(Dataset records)
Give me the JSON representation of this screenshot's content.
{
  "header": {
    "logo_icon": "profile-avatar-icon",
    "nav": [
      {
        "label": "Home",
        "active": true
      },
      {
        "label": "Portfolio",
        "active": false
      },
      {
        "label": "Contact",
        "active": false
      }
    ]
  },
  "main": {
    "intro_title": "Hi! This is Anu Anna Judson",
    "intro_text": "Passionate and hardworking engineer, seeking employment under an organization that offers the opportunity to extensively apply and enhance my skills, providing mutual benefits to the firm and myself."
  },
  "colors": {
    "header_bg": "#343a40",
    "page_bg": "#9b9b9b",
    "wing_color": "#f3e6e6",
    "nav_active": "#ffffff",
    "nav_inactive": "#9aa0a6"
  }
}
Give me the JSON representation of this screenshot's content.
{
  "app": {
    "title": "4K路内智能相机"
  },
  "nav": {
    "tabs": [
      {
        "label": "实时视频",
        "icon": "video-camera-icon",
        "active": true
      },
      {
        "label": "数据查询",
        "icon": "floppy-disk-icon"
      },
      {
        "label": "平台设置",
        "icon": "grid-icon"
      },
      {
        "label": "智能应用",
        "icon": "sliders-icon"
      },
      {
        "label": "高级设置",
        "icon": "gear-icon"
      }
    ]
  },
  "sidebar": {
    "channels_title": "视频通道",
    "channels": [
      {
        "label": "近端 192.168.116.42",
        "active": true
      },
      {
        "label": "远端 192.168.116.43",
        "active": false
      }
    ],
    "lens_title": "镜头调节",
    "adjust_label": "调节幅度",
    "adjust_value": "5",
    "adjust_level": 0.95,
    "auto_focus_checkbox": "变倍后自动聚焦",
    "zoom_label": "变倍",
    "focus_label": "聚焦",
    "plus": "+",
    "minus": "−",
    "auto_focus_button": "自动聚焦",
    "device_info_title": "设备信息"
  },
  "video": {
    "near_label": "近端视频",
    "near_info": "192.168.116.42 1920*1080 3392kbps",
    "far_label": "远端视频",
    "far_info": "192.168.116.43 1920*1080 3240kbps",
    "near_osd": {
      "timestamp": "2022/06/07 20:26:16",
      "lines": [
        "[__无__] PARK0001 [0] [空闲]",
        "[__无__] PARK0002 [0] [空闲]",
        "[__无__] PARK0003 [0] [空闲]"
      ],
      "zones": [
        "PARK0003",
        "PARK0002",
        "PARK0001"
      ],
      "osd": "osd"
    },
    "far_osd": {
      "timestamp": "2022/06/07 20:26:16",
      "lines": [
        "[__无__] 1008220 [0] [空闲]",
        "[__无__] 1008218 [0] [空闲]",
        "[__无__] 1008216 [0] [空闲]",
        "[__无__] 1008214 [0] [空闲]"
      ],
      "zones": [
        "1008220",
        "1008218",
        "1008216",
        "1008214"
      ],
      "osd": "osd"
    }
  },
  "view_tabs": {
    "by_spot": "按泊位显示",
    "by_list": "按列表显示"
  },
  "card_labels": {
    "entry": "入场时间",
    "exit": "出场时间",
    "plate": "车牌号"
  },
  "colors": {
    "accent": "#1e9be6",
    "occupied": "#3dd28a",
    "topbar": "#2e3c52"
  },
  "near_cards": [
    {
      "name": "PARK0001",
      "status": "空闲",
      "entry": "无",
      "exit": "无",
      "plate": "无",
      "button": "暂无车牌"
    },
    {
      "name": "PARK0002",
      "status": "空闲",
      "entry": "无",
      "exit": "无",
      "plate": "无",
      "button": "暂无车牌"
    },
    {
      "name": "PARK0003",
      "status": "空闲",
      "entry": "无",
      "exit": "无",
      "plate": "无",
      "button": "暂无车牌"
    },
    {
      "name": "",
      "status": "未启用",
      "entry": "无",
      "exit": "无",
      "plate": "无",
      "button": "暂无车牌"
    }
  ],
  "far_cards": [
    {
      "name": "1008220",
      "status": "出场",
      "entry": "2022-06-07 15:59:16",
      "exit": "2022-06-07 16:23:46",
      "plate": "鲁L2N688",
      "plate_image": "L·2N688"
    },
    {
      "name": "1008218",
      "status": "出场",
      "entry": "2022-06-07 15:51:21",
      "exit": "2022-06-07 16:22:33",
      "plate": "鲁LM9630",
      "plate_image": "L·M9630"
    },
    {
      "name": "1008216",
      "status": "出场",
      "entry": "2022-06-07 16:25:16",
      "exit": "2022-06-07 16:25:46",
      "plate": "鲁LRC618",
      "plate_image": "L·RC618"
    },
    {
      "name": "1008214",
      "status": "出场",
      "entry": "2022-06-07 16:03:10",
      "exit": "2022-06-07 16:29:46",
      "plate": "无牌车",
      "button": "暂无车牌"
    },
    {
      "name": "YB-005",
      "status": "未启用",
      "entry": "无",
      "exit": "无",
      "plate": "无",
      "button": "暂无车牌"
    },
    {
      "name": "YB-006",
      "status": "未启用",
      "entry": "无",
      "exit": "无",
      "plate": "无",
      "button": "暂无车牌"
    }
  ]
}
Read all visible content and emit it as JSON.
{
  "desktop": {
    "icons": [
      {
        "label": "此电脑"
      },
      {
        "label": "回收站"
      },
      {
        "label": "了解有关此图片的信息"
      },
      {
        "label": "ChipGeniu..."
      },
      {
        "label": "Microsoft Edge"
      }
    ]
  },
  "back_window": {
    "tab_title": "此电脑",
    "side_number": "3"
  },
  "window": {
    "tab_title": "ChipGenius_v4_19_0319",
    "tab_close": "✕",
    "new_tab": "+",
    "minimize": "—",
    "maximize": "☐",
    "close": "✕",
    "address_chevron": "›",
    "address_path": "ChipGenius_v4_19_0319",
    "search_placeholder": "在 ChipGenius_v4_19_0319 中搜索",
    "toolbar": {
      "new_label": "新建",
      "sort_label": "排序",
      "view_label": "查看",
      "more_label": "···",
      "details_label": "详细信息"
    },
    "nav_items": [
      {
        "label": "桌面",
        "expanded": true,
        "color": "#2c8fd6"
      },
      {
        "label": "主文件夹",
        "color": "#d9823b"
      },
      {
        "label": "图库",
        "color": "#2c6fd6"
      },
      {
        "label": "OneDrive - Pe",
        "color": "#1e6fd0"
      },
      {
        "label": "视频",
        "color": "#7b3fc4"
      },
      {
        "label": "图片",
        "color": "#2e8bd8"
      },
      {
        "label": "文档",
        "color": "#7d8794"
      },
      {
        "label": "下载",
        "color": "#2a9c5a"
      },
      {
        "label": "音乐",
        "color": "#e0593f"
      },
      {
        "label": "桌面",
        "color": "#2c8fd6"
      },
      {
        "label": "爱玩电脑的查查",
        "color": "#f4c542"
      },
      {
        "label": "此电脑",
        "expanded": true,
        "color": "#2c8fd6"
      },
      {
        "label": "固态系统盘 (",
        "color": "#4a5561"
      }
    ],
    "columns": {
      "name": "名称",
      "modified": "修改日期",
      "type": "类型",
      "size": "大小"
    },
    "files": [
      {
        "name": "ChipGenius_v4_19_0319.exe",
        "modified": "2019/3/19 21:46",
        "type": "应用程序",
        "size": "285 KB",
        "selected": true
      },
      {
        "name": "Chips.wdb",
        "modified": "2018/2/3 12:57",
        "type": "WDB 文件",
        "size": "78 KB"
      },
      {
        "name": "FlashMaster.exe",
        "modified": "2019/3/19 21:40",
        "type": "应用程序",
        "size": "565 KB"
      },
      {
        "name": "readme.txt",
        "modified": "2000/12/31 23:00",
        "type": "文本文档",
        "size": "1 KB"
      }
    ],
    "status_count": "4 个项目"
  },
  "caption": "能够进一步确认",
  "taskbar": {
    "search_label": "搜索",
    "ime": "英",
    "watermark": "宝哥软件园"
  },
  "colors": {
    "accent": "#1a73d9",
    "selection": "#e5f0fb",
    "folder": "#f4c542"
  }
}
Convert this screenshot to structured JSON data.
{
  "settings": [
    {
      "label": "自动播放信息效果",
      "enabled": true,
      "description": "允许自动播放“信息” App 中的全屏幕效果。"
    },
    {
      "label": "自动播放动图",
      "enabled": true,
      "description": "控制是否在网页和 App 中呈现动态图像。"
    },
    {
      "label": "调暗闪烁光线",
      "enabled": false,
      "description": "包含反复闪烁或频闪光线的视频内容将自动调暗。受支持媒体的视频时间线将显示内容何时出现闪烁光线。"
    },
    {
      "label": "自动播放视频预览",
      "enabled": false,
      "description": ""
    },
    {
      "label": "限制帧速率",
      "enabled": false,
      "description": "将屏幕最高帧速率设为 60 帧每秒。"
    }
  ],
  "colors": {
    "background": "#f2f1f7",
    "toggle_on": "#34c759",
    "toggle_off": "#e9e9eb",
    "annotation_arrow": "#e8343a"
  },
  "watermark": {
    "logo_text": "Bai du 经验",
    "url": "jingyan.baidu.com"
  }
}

Task description: Extract the lines above from the one containing "Convert this screenshot" to the last line, both included, exactly as written.

Reply:
Convert this screenshot to structured JSON data.
{
  "settings": [
    {
      "label": "自动播放信息效果",
      "enabled": true,
      "description": "允许自动播放“信息” App 中的全屏幕效果。"
    },
    {
      "label": "自动播放动图",
      "enabled": true,
      "description": "控制是否在网页和 App 中呈现动态图像。"
    },
    {
      "label": "调暗闪烁光线",
      "enabled": false,
      "description": "包含反复闪烁或频闪光线的视频内容将自动调暗。受支持媒体的视频时间线将显示内容何时出现闪烁光线。"
    },
    {
      "label": "自动播放视频预览",
      "enabled": false,
      "description": ""
    },
    {
      "label": "限制帧速率",
      "enabled": false,
      "description": "将屏幕最高帧速率设为 60 帧每秒。"
    }
  ],
  "colors": {
    "background": "#f2f1f7",
    "toggle_on": "#34c759",
    "toggle_off": "#e9e9eb",
    "annotation_arrow": "#e8343a"
  },
  "watermark": {
    "logo_text": "Bai du 经验",
    "url": "jingyan.baidu.com"
  }
}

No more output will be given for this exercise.